= Exercise goal =
Print all of the lines exactly. Any picture among them stays out.

-------------------------

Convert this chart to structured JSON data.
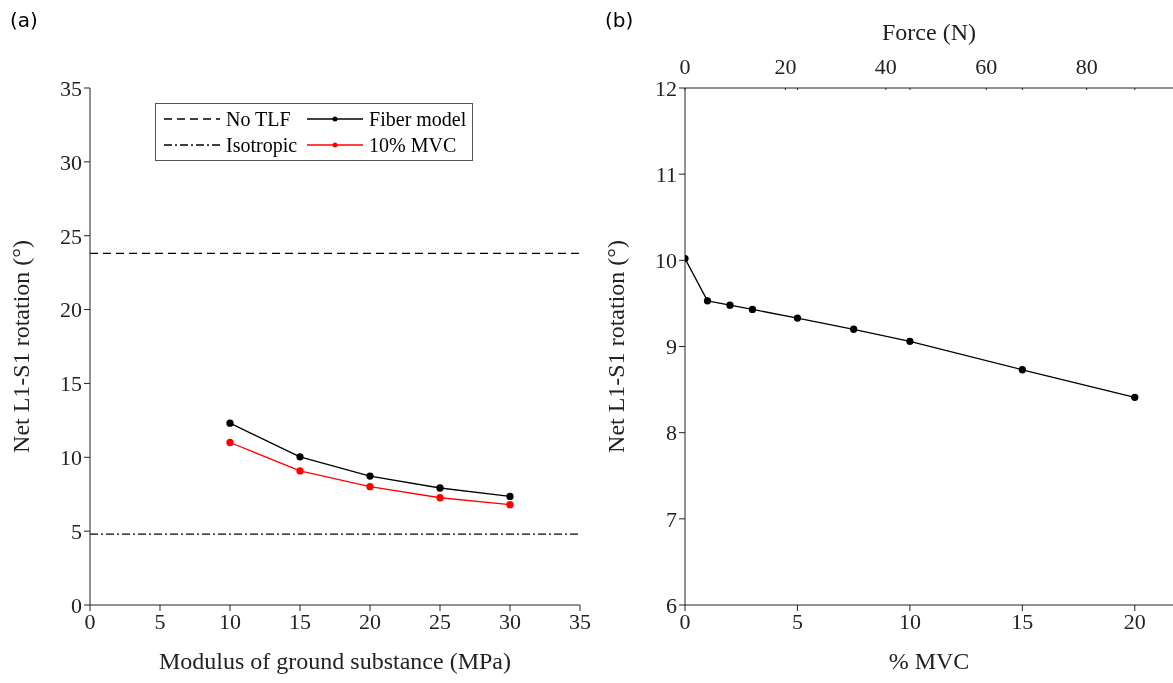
{
  "chart_data": [
    {
      "type": "line",
      "title": "(a)",
      "xlabel": "Modulus of ground substance (MPa)",
      "ylabel": "Net L1-S1 rotation (°)",
      "x": [
        10,
        15,
        20,
        25,
        30
      ],
      "series": [
        {
          "name": "Fiber model",
          "color": "#000000",
          "values": [
            12.31,
            10.03,
            8.73,
            7.92,
            7.35
          ]
        },
        {
          "name": "10% MVC",
          "color": "#ff0000",
          "values": [
            11.0,
            9.08,
            8.01,
            7.26,
            6.79
          ]
        }
      ],
      "ref_lines": [
        {
          "axis": "y",
          "value": 23.8,
          "label": "No TLF",
          "color": "#000000",
          "line_style": "dashed"
        },
        {
          "axis": "y",
          "value": 4.8,
          "label": "Isotropic",
          "color": "#000000",
          "line_style": "dashdot"
        }
      ],
      "xlim": [
        0,
        35
      ],
      "xticks": [
        0,
        5,
        10,
        15,
        20,
        25,
        30,
        35
      ],
      "ylim": [
        0,
        35
      ],
      "yticks": [
        0,
        5,
        10,
        15,
        20,
        25,
        30,
        35
      ],
      "marker": "circle",
      "line_style": "solid",
      "legend": "top",
      "grid": false
    },
    {
      "type": "line",
      "title": "(b)",
      "xlabel": "% MVC",
      "x2label": "Force (N)",
      "ylabel": "Net L1-S1 rotation (°)",
      "x": [
        0,
        1,
        2,
        3,
        5,
        7.5,
        10,
        15,
        20
      ],
      "series": [
        {
          "color": "#000000",
          "values": [
            10.02,
            9.53,
            9.48,
            9.43,
            9.33,
            9.2,
            9.06,
            8.73,
            8.41
          ]
        }
      ],
      "xlim": [
        0,
        21.7
      ],
      "xticks": [
        0,
        5,
        10,
        15,
        20
      ],
      "x2lim": [
        0,
        97.2
      ],
      "x2ticks": [
        0,
        20,
        40,
        60,
        80,
        {
          "value": 22.4,
          "label": null
        },
        {
          "value": 44.8,
          "label": null
        },
        {
          "value": 67.2,
          "label": null
        },
        {
          "value": 89.6,
          "label": null
        }
      ],
      "ylim": [
        6,
        12
      ],
      "yticks": [
        6,
        7,
        8,
        9,
        10,
        11,
        12
      ],
      "marker": "circle",
      "line_style": "solid",
      "legend": false,
      "grid": false
    }
  ]
}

-------------------------

= Task result =
Convert this chart to structured JSON data.
{
  "chart_data": [
    {
      "type": "line",
      "title": "(a)",
      "xlabel": "Modulus of ground substance (MPa)",
      "ylabel": "Net L1-S1 rotation (°)",
      "x": [
        10,
        15,
        20,
        25,
        30
      ],
      "series": [
        {
          "name": "Fiber model",
          "color": "#000000",
          "values": [
            12.31,
            10.03,
            8.73,
            7.92,
            7.35
          ]
        },
        {
          "name": "10% MVC",
          "color": "#ff0000",
          "values": [
            11.0,
            9.08,
            8.01,
            7.26,
            6.79
          ]
        }
      ],
      "ref_lines": [
        {
          "axis": "y",
          "value": 23.8,
          "label": "No TLF",
          "color": "#000000",
          "line_style": "dashed"
        },
        {
          "axis": "y",
          "value": 4.8,
          "label": "Isotropic",
          "color": "#000000",
          "line_style": "dashdot"
        }
      ],
      "xlim": [
        0,
        35
      ],
      "xticks": [
        0,
        5,
        10,
        15,
        20,
        25,
        30,
        35
      ],
      "ylim": [
        0,
        35
      ],
      "yticks": [
        0,
        5,
        10,
        15,
        20,
        25,
        30,
        35
      ],
      "marker": "circle",
      "line_style": "solid",
      "legend": "top",
      "grid": false
    },
    {
      "type": "line",
      "title": "(b)",
      "xlabel": "% MVC",
      "x2label": "Force (N)",
      "ylabel": "Net L1-S1 rotation (°)",
      "x": [
        0,
        1,
        2,
        3,
        5,
        7.5,
        10,
        15,
        20
      ],
      "series": [
        {
          "color": "#000000",
          "values": [
            10.02,
            9.53,
            9.48,
            9.43,
            9.33,
            9.2,
            9.06,
            8.73,
            8.41
          ]
        }
      ],
      "xlim": [
        0,
        21.7
      ],
      "xticks": [
        0,
        5,
        10,
        15,
        20
      ],
      "x2lim": [
        0,
        97.2
      ],
      "x2ticks": [
        0,
        20,
        40,
        60,
        80,
        {
          "value": 22.4,
          "label": null
        },
        {
          "value": 44.8,
          "label": null
        },
        {
          "value": 67.2,
          "label": null
        },
        {
          "value": 89.6,
          "label": null
        }
      ],
      "ylim": [
        6,
        12
      ],
      "yticks": [
        6,
        7,
        8,
        9,
        10,
        11,
        12
      ],
      "marker": "circle",
      "line_style": "solid",
      "legend": false,
      "grid": false
    }
  ]
}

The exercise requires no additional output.